◆ Exercise aim: Repeat every record exactly, but keep images out of the copy.

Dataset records
# # # #
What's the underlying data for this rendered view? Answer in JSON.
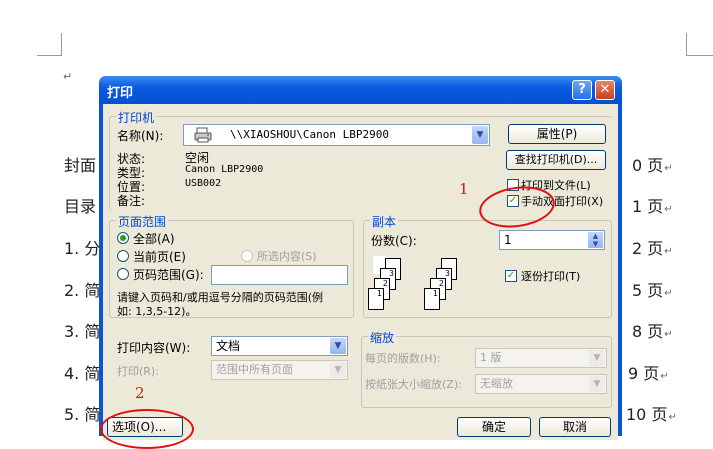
{
  "document": {
    "lines": [
      {
        "label": "封面",
        "page": "0 页"
      },
      {
        "label": "目录",
        "page": "1 页"
      },
      {
        "label": "1. 分",
        "page": "2 页"
      },
      {
        "label": "2. 简",
        "page": "5 页"
      },
      {
        "label": "3. 简",
        "page": "8 页"
      },
      {
        "label": "4. 简",
        "page": "9 页"
      },
      {
        "label": "5. 简",
        "page": "10 页"
      }
    ],
    "para_mark": "↵"
  },
  "dialog": {
    "title": "打印",
    "help_glyph": "?",
    "close_glyph": "✕",
    "printer": {
      "group_label": "打印机",
      "name_label": "名称(N):",
      "name_value": "\\\\XIAOSHOU\\Canon LBP2900",
      "status_label": "状态:",
      "status_value": "空闲",
      "type_label": "类型:",
      "type_value": "Canon LBP2900",
      "where_label": "位置:",
      "where_value": "USB002",
      "comment_label": "备注:",
      "properties_button": "属性(P)",
      "find_printer_button": "查找打印机(D)...",
      "print_to_file": "打印到文件(L)",
      "manual_duplex": "手动双面打印(X)"
    },
    "page_range": {
      "group_label": "页面范围",
      "all": "全部(A)",
      "current": "当前页(E)",
      "selection": "所选内容(S)",
      "pages": "页码范围(G):",
      "pages_value": "",
      "hint_line1": "请键入页码和/或用逗号分隔的页码范围(例",
      "hint_line2": "如: 1,3,5-12)。"
    },
    "copies": {
      "group_label": "副本",
      "count_label": "份数(C):",
      "count_value": "1",
      "collate": "逐份打印(T)"
    },
    "print_what_label": "打印内容(W):",
    "print_what_value": "文档",
    "print_label": "打印(R):",
    "print_value": "范围中所有页面",
    "zoom": {
      "group_label": "缩放",
      "pages_per_sheet_label": "每页的版数(H):",
      "pages_per_sheet_value": "1 版",
      "scale_label": "按纸张大小缩放(Z):",
      "scale_value": "无缩放"
    },
    "options_button": "选项(O)...",
    "ok_button": "确定",
    "cancel_button": "取消"
  },
  "annotations": {
    "one": "1",
    "two": "2",
    "color": "#e01010"
  }
}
# # # #
◆ Final answer:
What's the underlying data for this rendered view? Answer in JSON.
{
  "document": {
    "lines": [
      {
        "label": "封面",
        "page": "0 页"
      },
      {
        "label": "目录",
        "page": "1 页"
      },
      {
        "label": "1. 分",
        "page": "2 页"
      },
      {
        "label": "2. 简",
        "page": "5 页"
      },
      {
        "label": "3. 简",
        "page": "8 页"
      },
      {
        "label": "4. 简",
        "page": "9 页"
      },
      {
        "label": "5. 简",
        "page": "10 页"
      }
    ],
    "para_mark": "↵"
  },
  "dialog": {
    "title": "打印",
    "help_glyph": "?",
    "close_glyph": "✕",
    "printer": {
      "group_label": "打印机",
      "name_label": "名称(N):",
      "name_value": "\\\\XIAOSHOU\\Canon LBP2900",
      "status_label": "状态:",
      "status_value": "空闲",
      "type_label": "类型:",
      "type_value": "Canon LBP2900",
      "where_label": "位置:",
      "where_value": "USB002",
      "comment_label": "备注:",
      "properties_button": "属性(P)",
      "find_printer_button": "查找打印机(D)...",
      "print_to_file": "打印到文件(L)",
      "manual_duplex": "手动双面打印(X)"
    },
    "page_range": {
      "group_label": "页面范围",
      "all": "全部(A)",
      "current": "当前页(E)",
      "selection": "所选内容(S)",
      "pages": "页码范围(G):",
      "pages_value": "",
      "hint_line1": "请键入页码和/或用逗号分隔的页码范围(例",
      "hint_line2": "如: 1,3,5-12)。"
    },
    "copies": {
      "group_label": "副本",
      "count_label": "份数(C):",
      "count_value": "1",
      "collate": "逐份打印(T)"
    },
    "print_what_label": "打印内容(W):",
    "print_what_value": "文档",
    "print_label": "打印(R):",
    "print_value": "范围中所有页面",
    "zoom": {
      "group_label": "缩放",
      "pages_per_sheet_label": "每页的版数(H):",
      "pages_per_sheet_value": "1 版",
      "scale_label": "按纸张大小缩放(Z):",
      "scale_value": "无缩放"
    },
    "options_button": "选项(O)...",
    "ok_button": "确定",
    "cancel_button": "取消"
  },
  "annotations": {
    "one": "1",
    "two": "2",
    "color": "#e01010"
  }
}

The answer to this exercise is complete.